## EXERCISE DIRECTIONS
Copy each line exactly. Drop every picture.

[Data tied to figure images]

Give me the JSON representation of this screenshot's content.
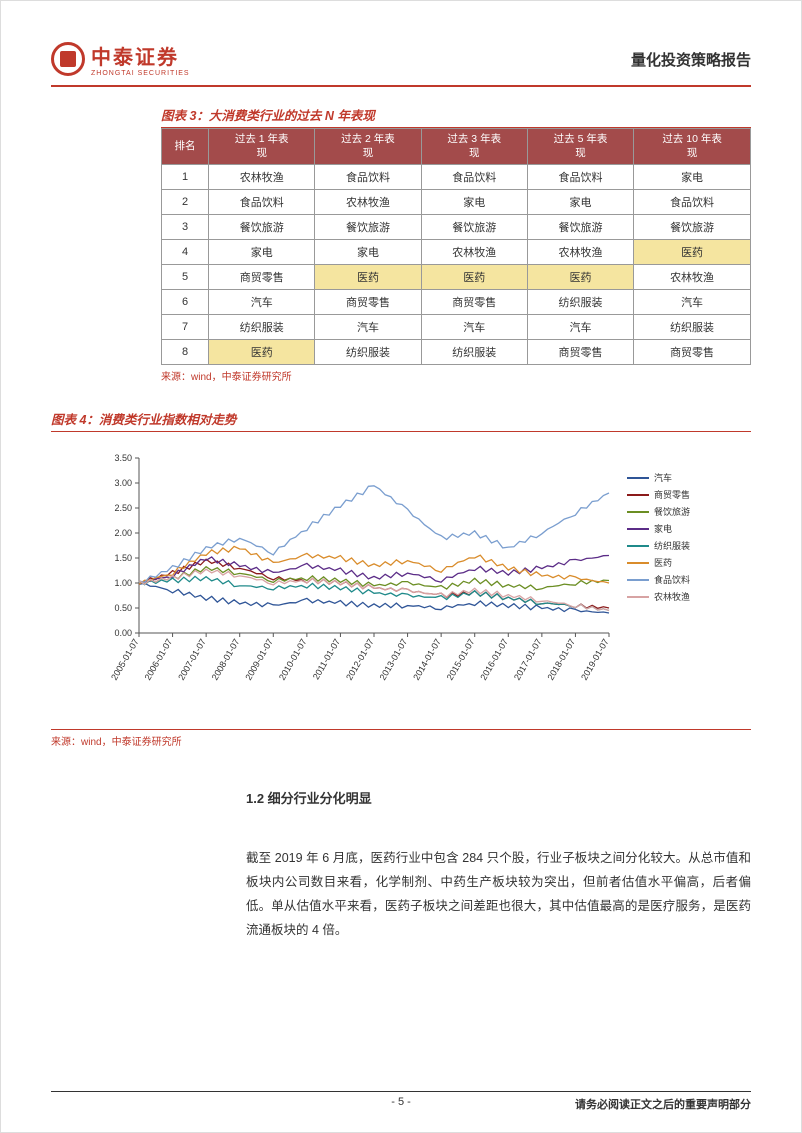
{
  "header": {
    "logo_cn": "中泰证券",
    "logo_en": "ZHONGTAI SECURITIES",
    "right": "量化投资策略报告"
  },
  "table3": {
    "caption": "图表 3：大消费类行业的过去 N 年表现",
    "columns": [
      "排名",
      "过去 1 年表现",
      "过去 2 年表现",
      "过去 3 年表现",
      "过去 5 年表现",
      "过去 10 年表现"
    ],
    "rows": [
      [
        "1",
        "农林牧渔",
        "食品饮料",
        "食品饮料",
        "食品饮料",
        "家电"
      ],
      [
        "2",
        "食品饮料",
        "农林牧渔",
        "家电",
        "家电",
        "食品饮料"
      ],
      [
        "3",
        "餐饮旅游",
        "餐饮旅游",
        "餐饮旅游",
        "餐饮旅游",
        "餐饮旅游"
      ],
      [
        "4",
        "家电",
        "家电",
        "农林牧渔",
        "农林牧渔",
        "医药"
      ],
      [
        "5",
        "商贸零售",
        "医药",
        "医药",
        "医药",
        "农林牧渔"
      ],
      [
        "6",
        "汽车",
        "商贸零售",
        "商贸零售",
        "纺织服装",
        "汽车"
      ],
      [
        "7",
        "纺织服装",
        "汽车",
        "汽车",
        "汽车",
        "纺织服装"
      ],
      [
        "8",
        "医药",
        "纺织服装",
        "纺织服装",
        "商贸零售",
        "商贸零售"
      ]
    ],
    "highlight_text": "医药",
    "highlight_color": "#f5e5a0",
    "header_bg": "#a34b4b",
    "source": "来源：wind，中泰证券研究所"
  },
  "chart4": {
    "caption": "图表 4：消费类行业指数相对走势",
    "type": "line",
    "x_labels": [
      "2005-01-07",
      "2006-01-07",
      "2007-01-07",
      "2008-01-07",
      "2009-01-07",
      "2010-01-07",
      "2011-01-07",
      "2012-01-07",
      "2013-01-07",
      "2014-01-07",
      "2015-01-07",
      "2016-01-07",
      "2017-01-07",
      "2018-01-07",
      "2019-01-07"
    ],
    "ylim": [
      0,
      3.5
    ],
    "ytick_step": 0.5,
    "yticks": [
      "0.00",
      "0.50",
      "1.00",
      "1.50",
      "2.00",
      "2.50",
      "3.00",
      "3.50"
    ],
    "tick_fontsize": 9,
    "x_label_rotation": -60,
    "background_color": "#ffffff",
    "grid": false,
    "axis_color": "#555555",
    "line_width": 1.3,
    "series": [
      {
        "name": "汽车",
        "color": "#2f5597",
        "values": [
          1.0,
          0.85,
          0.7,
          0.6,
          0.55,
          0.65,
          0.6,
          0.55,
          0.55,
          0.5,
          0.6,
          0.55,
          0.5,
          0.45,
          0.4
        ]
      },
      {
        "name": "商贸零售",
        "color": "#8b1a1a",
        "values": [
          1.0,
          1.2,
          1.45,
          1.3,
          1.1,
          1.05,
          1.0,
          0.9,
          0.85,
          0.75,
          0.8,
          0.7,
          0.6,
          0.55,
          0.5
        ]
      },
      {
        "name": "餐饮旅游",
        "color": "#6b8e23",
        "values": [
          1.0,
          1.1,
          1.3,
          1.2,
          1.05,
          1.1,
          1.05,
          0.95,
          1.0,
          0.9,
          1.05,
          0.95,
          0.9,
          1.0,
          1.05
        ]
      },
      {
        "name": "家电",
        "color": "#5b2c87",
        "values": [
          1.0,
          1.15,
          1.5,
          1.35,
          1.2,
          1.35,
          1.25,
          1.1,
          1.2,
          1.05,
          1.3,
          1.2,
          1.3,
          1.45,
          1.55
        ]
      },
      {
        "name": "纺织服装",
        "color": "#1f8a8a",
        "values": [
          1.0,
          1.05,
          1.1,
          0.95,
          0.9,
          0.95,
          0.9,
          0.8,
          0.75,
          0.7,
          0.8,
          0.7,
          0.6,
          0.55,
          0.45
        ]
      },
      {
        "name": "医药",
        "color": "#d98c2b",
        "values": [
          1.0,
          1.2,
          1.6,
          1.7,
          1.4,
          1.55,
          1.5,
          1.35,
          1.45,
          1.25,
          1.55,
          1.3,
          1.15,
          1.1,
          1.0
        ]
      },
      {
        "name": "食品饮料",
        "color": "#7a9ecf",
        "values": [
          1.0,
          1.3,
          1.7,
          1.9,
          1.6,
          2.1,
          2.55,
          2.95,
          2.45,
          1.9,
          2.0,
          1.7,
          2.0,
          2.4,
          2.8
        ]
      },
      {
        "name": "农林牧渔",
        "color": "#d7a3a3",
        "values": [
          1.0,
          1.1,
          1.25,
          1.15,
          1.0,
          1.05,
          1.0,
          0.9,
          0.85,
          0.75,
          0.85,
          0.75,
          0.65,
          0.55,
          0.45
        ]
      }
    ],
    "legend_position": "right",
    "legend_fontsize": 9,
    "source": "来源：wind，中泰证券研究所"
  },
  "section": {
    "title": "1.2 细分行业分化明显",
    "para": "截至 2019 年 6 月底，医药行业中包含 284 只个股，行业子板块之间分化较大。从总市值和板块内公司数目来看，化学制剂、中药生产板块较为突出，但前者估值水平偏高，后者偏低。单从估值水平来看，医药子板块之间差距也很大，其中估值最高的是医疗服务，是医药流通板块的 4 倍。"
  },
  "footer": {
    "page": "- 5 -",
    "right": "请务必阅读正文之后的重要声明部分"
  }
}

## SOLUTION TO THIS PROBLEM
Give me the JSON representation of this screenshot's content.
{
  "header": {
    "logo_cn": "中泰证券",
    "logo_en": "ZHONGTAI SECURITIES",
    "right": "量化投资策略报告"
  },
  "table3": {
    "caption": "图表 3：大消费类行业的过去 N 年表现",
    "columns": [
      "排名",
      "过去 1 年表现",
      "过去 2 年表现",
      "过去 3 年表现",
      "过去 5 年表现",
      "过去 10 年表现"
    ],
    "rows": [
      [
        "1",
        "农林牧渔",
        "食品饮料",
        "食品饮料",
        "食品饮料",
        "家电"
      ],
      [
        "2",
        "食品饮料",
        "农林牧渔",
        "家电",
        "家电",
        "食品饮料"
      ],
      [
        "3",
        "餐饮旅游",
        "餐饮旅游",
        "餐饮旅游",
        "餐饮旅游",
        "餐饮旅游"
      ],
      [
        "4",
        "家电",
        "家电",
        "农林牧渔",
        "农林牧渔",
        "医药"
      ],
      [
        "5",
        "商贸零售",
        "医药",
        "医药",
        "医药",
        "农林牧渔"
      ],
      [
        "6",
        "汽车",
        "商贸零售",
        "商贸零售",
        "纺织服装",
        "汽车"
      ],
      [
        "7",
        "纺织服装",
        "汽车",
        "汽车",
        "汽车",
        "纺织服装"
      ],
      [
        "8",
        "医药",
        "纺织服装",
        "纺织服装",
        "商贸零售",
        "商贸零售"
      ]
    ],
    "highlight_text": "医药",
    "highlight_color": "#f5e5a0",
    "header_bg": "#a34b4b",
    "source": "来源：wind，中泰证券研究所"
  },
  "chart4": {
    "caption": "图表 4：消费类行业指数相对走势",
    "type": "line",
    "x_labels": [
      "2005-01-07",
      "2006-01-07",
      "2007-01-07",
      "2008-01-07",
      "2009-01-07",
      "2010-01-07",
      "2011-01-07",
      "2012-01-07",
      "2013-01-07",
      "2014-01-07",
      "2015-01-07",
      "2016-01-07",
      "2017-01-07",
      "2018-01-07",
      "2019-01-07"
    ],
    "ylim": [
      0,
      3.5
    ],
    "ytick_step": 0.5,
    "yticks": [
      "0.00",
      "0.50",
      "1.00",
      "1.50",
      "2.00",
      "2.50",
      "3.00",
      "3.50"
    ],
    "tick_fontsize": 9,
    "x_label_rotation": -60,
    "background_color": "#ffffff",
    "grid": false,
    "axis_color": "#555555",
    "line_width": 1.3,
    "series": [
      {
        "name": "汽车",
        "color": "#2f5597",
        "values": [
          1.0,
          0.85,
          0.7,
          0.6,
          0.55,
          0.65,
          0.6,
          0.55,
          0.55,
          0.5,
          0.6,
          0.55,
          0.5,
          0.45,
          0.4
        ]
      },
      {
        "name": "商贸零售",
        "color": "#8b1a1a",
        "values": [
          1.0,
          1.2,
          1.45,
          1.3,
          1.1,
          1.05,
          1.0,
          0.9,
          0.85,
          0.75,
          0.8,
          0.7,
          0.6,
          0.55,
          0.5
        ]
      },
      {
        "name": "餐饮旅游",
        "color": "#6b8e23",
        "values": [
          1.0,
          1.1,
          1.3,
          1.2,
          1.05,
          1.1,
          1.05,
          0.95,
          1.0,
          0.9,
          1.05,
          0.95,
          0.9,
          1.0,
          1.05
        ]
      },
      {
        "name": "家电",
        "color": "#5b2c87",
        "values": [
          1.0,
          1.15,
          1.5,
          1.35,
          1.2,
          1.35,
          1.25,
          1.1,
          1.2,
          1.05,
          1.3,
          1.2,
          1.3,
          1.45,
          1.55
        ]
      },
      {
        "name": "纺织服装",
        "color": "#1f8a8a",
        "values": [
          1.0,
          1.05,
          1.1,
          0.95,
          0.9,
          0.95,
          0.9,
          0.8,
          0.75,
          0.7,
          0.8,
          0.7,
          0.6,
          0.55,
          0.45
        ]
      },
      {
        "name": "医药",
        "color": "#d98c2b",
        "values": [
          1.0,
          1.2,
          1.6,
          1.7,
          1.4,
          1.55,
          1.5,
          1.35,
          1.45,
          1.25,
          1.55,
          1.3,
          1.15,
          1.1,
          1.0
        ]
      },
      {
        "name": "食品饮料",
        "color": "#7a9ecf",
        "values": [
          1.0,
          1.3,
          1.7,
          1.9,
          1.6,
          2.1,
          2.55,
          2.95,
          2.45,
          1.9,
          2.0,
          1.7,
          2.0,
          2.4,
          2.8
        ]
      },
      {
        "name": "农林牧渔",
        "color": "#d7a3a3",
        "values": [
          1.0,
          1.1,
          1.25,
          1.15,
          1.0,
          1.05,
          1.0,
          0.9,
          0.85,
          0.75,
          0.85,
          0.75,
          0.65,
          0.55,
          0.45
        ]
      }
    ],
    "legend_position": "right",
    "legend_fontsize": 9,
    "source": "来源：wind，中泰证券研究所"
  },
  "section": {
    "title": "1.2 细分行业分化明显",
    "para": "截至 2019 年 6 月底，医药行业中包含 284 只个股，行业子板块之间分化较大。从总市值和板块内公司数目来看，化学制剂、中药生产板块较为突出，但前者估值水平偏高，后者偏低。单从估值水平来看，医药子板块之间差距也很大，其中估值最高的是医疗服务，是医药流通板块的 4 倍。"
  },
  "footer": {
    "page": "- 5 -",
    "right": "请务必阅读正文之后的重要声明部分"
  }
}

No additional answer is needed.